## Given exercise
Your task is to locate every line holding the string "European" and to copy each of them.

[Recorded data]
□ □ □ □
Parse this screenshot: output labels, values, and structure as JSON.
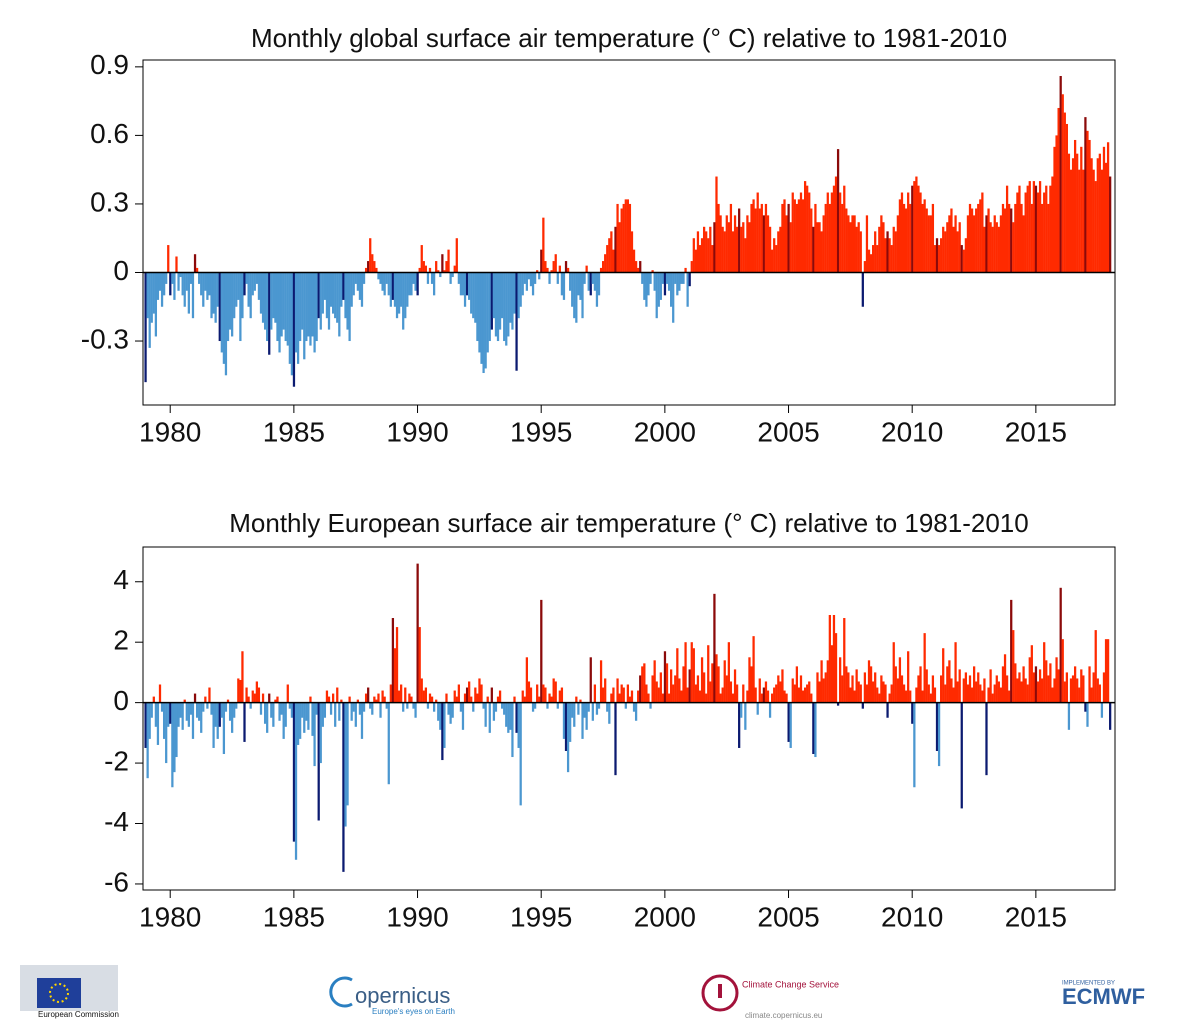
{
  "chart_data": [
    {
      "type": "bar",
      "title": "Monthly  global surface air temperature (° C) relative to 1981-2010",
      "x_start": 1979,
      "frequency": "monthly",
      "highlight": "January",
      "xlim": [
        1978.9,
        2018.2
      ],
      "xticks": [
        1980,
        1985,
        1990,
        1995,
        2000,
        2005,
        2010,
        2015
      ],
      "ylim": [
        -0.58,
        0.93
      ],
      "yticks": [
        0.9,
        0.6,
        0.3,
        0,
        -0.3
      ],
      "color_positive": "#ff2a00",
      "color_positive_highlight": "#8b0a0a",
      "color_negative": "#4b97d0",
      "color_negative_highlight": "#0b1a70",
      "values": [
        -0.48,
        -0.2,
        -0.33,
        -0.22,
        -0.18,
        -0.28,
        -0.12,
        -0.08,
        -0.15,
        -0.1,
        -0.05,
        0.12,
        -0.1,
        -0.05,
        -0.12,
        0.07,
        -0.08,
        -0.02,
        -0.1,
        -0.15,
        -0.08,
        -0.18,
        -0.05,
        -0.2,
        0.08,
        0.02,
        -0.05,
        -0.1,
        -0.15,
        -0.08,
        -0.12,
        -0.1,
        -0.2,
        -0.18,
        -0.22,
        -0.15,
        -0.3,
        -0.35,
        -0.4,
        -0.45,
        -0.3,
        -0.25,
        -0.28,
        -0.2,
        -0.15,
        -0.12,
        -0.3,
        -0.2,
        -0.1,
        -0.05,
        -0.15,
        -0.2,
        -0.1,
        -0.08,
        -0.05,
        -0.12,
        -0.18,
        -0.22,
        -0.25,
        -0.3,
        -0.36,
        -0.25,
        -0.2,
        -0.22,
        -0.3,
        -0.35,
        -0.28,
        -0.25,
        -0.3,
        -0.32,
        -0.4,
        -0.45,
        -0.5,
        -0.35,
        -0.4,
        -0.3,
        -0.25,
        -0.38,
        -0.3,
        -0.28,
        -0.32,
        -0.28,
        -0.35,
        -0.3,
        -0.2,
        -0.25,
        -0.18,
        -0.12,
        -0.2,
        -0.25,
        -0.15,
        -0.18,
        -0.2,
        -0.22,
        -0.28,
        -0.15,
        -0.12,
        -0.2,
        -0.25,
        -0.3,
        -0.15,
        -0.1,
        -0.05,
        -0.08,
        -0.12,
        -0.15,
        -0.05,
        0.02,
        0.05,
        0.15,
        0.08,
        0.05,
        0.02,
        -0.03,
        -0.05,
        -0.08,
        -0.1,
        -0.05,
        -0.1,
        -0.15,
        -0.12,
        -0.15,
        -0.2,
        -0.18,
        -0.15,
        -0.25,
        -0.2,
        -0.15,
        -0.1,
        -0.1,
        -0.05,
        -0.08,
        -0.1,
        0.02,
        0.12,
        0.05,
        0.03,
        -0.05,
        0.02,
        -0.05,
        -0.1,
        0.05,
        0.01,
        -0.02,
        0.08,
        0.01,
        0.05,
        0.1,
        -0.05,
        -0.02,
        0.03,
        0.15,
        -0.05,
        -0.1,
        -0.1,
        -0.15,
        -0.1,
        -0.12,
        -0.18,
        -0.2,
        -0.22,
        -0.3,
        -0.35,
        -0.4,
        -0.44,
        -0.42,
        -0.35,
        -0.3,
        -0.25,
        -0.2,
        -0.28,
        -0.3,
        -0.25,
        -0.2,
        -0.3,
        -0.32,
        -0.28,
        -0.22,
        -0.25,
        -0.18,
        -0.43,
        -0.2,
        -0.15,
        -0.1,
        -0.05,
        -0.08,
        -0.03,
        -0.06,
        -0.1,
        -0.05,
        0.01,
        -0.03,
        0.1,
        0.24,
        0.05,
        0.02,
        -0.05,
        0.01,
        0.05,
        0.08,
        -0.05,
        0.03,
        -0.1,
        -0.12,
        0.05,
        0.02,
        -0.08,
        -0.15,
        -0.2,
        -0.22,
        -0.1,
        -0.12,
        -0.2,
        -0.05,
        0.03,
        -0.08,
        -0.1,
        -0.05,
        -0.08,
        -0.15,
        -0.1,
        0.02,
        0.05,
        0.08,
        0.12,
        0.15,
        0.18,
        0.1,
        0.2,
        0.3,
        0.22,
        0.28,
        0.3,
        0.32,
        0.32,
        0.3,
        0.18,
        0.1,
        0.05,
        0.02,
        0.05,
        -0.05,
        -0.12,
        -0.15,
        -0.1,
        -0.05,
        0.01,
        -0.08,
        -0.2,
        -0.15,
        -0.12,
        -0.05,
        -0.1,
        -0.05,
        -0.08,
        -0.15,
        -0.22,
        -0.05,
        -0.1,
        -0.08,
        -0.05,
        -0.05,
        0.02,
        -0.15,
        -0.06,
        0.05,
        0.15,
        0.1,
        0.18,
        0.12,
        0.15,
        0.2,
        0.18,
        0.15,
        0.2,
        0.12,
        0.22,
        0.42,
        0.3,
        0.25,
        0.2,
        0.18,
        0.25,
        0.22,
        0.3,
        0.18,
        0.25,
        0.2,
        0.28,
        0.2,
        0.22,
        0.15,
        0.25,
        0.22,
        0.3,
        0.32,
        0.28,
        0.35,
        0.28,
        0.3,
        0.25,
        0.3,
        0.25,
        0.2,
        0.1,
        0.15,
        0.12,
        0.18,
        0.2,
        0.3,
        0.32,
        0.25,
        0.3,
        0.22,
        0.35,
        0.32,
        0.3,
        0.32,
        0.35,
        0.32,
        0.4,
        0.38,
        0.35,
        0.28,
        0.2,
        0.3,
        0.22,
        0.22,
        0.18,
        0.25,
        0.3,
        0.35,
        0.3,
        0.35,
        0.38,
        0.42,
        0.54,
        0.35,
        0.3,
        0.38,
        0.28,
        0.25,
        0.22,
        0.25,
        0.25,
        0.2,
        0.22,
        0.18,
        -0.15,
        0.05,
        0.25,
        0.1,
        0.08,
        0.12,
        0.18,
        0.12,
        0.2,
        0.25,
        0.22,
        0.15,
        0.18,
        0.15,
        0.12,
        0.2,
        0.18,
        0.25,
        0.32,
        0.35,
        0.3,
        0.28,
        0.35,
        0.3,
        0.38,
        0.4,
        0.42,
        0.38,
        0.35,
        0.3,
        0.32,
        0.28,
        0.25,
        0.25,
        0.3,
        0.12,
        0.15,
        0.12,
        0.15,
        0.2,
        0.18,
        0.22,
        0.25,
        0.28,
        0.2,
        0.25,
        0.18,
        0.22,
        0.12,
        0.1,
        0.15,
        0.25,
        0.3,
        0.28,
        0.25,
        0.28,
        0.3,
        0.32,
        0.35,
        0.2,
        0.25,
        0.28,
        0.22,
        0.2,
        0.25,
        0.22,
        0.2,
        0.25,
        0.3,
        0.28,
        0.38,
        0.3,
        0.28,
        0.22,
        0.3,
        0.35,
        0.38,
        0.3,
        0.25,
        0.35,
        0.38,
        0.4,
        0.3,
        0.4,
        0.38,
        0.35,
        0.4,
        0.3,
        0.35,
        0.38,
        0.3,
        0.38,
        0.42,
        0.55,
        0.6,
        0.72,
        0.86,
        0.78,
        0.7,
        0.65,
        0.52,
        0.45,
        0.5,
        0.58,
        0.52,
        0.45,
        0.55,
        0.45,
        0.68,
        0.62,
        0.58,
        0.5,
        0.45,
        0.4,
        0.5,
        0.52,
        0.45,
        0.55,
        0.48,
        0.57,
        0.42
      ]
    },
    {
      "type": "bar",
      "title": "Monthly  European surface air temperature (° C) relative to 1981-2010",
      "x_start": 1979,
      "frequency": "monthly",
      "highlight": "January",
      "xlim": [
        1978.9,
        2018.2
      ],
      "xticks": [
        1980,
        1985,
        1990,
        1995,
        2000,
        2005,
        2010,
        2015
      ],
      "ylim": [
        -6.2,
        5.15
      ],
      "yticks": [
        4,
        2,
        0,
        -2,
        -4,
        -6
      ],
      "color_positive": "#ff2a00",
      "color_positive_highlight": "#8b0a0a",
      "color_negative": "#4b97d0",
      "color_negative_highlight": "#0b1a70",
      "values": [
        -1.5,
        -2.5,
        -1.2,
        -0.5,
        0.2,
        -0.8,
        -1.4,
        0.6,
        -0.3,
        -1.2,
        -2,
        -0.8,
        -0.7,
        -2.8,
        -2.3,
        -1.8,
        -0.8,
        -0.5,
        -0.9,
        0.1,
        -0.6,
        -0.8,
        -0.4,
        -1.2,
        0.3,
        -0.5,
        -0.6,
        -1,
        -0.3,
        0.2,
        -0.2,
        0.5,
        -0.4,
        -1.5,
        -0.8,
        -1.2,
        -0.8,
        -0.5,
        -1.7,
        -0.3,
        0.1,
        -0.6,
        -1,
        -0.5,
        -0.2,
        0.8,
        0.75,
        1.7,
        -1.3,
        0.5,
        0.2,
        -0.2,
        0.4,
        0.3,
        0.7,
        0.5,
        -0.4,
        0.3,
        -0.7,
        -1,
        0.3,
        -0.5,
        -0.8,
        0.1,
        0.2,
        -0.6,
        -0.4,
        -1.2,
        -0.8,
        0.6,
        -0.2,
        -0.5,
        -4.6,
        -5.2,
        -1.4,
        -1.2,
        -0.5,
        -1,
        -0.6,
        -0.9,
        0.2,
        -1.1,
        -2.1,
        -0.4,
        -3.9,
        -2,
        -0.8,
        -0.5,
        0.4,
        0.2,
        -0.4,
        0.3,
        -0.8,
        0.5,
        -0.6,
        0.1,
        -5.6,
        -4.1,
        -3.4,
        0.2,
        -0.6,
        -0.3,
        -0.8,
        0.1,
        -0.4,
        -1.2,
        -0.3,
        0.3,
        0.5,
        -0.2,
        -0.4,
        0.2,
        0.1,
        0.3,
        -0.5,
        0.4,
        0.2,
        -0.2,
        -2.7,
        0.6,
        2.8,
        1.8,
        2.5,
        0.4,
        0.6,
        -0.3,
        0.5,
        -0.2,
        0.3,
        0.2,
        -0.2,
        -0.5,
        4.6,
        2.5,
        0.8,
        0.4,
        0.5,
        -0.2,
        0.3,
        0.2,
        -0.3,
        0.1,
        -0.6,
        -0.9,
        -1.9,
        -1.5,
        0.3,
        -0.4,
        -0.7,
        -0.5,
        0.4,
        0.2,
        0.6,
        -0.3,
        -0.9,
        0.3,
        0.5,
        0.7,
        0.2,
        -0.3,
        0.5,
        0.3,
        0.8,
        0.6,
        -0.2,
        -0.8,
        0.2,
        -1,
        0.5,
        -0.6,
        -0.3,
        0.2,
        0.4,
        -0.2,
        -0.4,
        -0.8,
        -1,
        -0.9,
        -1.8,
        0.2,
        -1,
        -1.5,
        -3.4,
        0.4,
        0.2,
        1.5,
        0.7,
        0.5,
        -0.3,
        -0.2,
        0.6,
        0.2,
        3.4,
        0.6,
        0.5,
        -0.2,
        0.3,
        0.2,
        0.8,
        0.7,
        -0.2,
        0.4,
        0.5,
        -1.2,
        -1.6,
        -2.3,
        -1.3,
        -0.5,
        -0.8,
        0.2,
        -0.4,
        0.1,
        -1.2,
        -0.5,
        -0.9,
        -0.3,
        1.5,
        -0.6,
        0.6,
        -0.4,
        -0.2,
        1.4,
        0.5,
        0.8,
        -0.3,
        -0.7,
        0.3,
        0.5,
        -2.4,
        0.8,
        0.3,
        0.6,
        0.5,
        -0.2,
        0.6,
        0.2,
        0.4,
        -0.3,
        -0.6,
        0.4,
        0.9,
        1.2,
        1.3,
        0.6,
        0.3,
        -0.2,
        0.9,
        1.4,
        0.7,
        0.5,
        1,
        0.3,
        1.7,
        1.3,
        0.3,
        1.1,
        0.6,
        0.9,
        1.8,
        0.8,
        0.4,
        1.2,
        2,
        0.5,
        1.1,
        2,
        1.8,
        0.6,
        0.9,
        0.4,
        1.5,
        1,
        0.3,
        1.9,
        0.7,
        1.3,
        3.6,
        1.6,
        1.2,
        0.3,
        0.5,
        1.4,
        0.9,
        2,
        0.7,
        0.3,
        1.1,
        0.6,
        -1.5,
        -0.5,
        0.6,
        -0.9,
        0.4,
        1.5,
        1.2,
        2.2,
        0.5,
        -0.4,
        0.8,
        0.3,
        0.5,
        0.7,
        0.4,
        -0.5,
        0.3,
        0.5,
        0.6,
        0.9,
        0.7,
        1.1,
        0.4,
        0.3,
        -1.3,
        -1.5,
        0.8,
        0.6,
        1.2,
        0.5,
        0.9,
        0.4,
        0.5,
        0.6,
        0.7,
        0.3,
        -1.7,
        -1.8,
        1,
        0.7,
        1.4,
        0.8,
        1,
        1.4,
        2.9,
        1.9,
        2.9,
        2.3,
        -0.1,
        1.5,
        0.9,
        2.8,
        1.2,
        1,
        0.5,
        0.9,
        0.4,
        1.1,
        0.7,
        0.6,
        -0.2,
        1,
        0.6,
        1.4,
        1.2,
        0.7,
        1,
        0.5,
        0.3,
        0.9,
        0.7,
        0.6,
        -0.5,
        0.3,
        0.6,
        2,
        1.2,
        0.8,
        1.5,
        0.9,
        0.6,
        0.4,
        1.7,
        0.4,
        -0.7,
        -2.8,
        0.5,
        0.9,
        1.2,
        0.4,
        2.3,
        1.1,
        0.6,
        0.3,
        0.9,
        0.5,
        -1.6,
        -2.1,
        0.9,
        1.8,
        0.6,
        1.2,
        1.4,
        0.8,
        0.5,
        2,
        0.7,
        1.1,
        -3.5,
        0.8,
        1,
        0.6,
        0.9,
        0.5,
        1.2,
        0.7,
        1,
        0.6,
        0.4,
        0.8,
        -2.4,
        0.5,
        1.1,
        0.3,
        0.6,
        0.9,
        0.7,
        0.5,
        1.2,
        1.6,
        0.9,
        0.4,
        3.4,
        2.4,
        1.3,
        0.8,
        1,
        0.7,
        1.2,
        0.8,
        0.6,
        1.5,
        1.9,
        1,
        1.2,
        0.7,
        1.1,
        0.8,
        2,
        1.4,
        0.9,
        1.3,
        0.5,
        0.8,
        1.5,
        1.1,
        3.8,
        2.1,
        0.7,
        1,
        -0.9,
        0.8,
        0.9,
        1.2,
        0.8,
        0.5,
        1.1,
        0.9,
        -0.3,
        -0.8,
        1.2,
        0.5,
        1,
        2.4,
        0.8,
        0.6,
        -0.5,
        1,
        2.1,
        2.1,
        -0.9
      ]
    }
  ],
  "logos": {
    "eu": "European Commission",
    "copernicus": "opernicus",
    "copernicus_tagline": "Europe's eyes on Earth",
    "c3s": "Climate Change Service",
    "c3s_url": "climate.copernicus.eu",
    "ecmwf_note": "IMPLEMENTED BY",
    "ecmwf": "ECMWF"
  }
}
□ □ □ □
## Output
      "title": "Monthly  European surface air temperature (° C) relative to 1981-2010",
    "eu": "European Commission",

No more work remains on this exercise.